## EXTRACT
┏━━

Monday, February 9, 2009

Leading into my work...

Source: Lisec, J., Meyer, R.C., Steinfath, M., Redestig, H., Becher, M., Witucka-Wall, H., Fiehn, O., Torjek, O., Selbig, J., Altmann, T., and Willmitzer, L. Identification of metabolic and biomass QTL in Arabidopsis thaliana in a parallel analysis of RIL and IL populations. 2008. The Plant Journal, 53: 960-72

The authors created a number of RIL and IL lines in Arabidopsis and then ran targeted GC-MS on them. They were able to measure 181 compounds and find QTLs for 84, for a total of 157 QTLs. The contribution of these loci was between 1.7 and 52.1%. They found that many of these metabolites co-mapped, and that in nearly all of them a good candidate gene could be found that might explain the effect. They defined a candidate gene as a gene within the support interval in the direct pathway of the metabolite. None of these metabolite linkages showed a strong ability to change biomass.

┗━━

## EXERCISE SET
(A) According to the post, how many compounds could the authors measure?
(B) Print the part of the post starting with "The authors created" and going on through "to change biomass.".
The records are separate material and aren't part of the post.

## Records from a data source
┏━━

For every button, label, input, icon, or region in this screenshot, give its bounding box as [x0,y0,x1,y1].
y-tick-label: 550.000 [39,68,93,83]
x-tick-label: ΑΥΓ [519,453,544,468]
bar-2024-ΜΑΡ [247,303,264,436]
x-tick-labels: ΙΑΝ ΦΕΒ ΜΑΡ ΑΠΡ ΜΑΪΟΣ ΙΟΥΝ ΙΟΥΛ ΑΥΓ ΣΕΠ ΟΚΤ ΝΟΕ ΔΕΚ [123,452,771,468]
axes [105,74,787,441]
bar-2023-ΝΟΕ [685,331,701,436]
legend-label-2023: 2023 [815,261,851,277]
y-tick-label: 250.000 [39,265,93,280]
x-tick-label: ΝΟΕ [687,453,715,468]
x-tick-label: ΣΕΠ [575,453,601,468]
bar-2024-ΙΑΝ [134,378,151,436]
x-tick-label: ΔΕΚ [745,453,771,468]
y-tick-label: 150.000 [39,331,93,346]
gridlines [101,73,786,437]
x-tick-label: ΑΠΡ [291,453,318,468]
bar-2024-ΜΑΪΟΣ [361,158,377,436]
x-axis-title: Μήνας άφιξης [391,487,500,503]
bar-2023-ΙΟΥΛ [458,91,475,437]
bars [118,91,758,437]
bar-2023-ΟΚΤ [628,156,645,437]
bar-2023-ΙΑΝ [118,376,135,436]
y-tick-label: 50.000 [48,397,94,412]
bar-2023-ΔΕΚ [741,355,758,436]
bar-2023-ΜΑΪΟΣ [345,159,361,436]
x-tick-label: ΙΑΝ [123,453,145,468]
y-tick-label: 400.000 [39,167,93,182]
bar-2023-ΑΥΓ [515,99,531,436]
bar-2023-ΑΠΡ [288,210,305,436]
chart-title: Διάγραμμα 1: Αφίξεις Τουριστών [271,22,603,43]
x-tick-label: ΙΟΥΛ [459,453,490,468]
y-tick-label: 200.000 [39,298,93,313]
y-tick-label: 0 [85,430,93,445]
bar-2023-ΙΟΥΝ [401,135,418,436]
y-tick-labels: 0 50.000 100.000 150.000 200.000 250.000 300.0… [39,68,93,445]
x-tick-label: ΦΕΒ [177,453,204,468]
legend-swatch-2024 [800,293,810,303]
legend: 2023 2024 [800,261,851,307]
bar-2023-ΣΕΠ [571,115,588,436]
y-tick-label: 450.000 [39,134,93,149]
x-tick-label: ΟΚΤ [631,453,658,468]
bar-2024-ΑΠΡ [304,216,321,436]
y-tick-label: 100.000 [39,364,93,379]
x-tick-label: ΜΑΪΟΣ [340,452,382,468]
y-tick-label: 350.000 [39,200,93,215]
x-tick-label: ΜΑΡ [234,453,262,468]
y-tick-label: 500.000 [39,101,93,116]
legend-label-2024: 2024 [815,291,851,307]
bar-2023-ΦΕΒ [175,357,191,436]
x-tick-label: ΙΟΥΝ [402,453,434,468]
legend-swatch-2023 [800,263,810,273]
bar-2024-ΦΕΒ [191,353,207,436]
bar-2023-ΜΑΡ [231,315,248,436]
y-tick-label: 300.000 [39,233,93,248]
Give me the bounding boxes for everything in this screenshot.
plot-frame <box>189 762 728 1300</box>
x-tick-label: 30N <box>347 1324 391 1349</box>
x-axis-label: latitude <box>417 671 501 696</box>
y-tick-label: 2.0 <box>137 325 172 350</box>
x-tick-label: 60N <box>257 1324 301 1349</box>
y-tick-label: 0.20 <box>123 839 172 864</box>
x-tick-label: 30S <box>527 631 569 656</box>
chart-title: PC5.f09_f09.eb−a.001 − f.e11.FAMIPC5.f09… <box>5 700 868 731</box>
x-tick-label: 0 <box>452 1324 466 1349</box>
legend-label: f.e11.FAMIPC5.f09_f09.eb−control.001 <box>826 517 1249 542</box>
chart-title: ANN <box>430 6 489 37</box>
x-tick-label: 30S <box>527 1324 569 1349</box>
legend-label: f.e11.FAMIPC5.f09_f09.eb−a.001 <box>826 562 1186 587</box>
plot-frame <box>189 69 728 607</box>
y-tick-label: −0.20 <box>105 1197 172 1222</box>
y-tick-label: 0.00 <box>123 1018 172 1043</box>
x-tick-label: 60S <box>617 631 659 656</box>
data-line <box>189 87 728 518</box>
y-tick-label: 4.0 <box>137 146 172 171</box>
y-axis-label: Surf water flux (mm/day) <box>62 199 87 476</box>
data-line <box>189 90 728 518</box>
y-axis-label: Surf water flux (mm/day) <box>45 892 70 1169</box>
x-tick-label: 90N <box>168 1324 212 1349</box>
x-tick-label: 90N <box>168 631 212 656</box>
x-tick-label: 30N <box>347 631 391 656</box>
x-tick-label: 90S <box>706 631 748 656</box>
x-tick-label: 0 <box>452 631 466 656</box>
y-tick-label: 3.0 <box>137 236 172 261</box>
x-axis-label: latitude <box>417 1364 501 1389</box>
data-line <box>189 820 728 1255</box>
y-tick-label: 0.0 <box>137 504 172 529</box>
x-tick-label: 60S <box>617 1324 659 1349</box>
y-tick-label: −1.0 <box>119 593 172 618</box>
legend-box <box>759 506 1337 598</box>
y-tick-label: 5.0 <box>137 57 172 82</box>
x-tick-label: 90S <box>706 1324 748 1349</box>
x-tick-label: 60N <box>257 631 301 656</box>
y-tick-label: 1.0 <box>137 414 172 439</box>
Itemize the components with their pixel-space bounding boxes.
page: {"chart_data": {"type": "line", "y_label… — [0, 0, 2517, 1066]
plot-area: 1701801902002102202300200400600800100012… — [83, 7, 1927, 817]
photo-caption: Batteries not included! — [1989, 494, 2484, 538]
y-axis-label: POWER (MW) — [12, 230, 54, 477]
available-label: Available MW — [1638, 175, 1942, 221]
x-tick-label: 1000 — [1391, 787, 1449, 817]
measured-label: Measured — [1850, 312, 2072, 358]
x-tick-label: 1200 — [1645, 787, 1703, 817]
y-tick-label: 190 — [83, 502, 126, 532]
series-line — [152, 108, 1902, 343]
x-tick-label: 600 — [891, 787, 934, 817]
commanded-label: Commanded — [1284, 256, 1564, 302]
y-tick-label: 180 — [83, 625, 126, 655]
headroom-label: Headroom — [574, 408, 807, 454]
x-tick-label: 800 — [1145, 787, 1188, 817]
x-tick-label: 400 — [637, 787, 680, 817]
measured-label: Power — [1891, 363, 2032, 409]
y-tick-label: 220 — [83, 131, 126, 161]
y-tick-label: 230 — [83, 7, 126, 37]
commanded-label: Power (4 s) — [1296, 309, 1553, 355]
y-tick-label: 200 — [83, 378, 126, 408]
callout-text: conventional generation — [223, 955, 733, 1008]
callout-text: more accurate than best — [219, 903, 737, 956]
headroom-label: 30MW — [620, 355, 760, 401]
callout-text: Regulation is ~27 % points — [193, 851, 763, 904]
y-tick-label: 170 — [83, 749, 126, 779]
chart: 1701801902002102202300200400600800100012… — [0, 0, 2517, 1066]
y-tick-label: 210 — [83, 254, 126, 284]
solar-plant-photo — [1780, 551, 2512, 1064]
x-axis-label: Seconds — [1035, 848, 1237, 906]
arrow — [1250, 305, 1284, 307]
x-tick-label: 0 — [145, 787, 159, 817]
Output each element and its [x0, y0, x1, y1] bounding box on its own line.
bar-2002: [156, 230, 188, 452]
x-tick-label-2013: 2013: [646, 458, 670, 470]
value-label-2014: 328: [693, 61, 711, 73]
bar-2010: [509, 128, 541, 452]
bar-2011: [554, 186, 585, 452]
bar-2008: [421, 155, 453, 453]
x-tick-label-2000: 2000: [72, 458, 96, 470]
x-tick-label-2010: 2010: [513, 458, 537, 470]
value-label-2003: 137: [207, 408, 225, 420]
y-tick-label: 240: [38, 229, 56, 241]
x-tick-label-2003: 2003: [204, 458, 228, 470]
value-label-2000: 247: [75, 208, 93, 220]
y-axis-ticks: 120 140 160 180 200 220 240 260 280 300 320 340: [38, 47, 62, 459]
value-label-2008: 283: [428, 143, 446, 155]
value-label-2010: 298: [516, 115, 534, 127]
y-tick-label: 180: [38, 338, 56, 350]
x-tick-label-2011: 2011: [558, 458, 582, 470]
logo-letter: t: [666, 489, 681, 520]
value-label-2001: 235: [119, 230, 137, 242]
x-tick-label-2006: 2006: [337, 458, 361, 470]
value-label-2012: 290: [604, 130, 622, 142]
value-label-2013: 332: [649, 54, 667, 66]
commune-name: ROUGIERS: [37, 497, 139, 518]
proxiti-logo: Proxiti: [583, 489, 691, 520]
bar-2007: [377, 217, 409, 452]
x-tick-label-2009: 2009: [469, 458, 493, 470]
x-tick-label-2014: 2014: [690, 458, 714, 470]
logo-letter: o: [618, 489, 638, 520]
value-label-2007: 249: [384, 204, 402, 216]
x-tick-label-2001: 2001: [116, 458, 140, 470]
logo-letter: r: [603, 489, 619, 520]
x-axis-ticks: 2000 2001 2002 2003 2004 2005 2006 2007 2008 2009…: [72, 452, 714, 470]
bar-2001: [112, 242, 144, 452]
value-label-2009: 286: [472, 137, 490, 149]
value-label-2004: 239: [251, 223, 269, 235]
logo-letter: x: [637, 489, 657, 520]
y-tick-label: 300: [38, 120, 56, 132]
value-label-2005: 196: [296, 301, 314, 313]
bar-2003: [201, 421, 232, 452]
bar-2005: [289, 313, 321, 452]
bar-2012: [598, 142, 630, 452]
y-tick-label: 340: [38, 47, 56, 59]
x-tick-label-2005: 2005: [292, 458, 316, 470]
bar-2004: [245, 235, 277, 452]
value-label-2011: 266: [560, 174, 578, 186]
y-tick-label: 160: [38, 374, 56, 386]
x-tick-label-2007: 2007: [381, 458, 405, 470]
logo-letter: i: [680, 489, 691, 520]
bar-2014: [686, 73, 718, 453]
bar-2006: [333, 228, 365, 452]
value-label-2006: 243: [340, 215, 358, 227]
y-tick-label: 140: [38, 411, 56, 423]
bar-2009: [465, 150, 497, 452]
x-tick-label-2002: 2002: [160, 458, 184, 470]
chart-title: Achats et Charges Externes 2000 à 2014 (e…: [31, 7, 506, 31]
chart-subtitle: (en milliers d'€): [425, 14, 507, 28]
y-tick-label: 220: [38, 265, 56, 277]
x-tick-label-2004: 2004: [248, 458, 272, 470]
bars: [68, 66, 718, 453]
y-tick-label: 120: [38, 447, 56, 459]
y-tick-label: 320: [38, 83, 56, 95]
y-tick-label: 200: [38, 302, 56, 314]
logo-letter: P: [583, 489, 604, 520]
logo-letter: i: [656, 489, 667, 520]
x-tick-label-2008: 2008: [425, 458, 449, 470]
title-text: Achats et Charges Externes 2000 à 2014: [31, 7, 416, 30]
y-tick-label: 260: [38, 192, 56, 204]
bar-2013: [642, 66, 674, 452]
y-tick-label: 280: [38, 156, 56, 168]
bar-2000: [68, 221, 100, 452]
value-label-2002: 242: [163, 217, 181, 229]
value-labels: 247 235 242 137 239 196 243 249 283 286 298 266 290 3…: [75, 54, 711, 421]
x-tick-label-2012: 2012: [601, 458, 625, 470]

┗━━

## ANSWERS TO THE PROBLEMS
(A) 181 compounds.

(B)
The authors created a number of RIL and IL lines in Arabidopsis and then ran targeted GC-MS on them. They were able to measure 181 compounds and find QTLs for 84, for a total of 157 QTLs. The contribution of these loci was between 1.7 and 52.1%. They found that many of these metabolites co-mapped, and that in nearly all of them a good candidate gene could be found that might explain the effect. They defined a candidate gene as a gene within the support interval in the direct pathway of the metabolite. None of these metabolite linkages showed a strong ability to change biomass.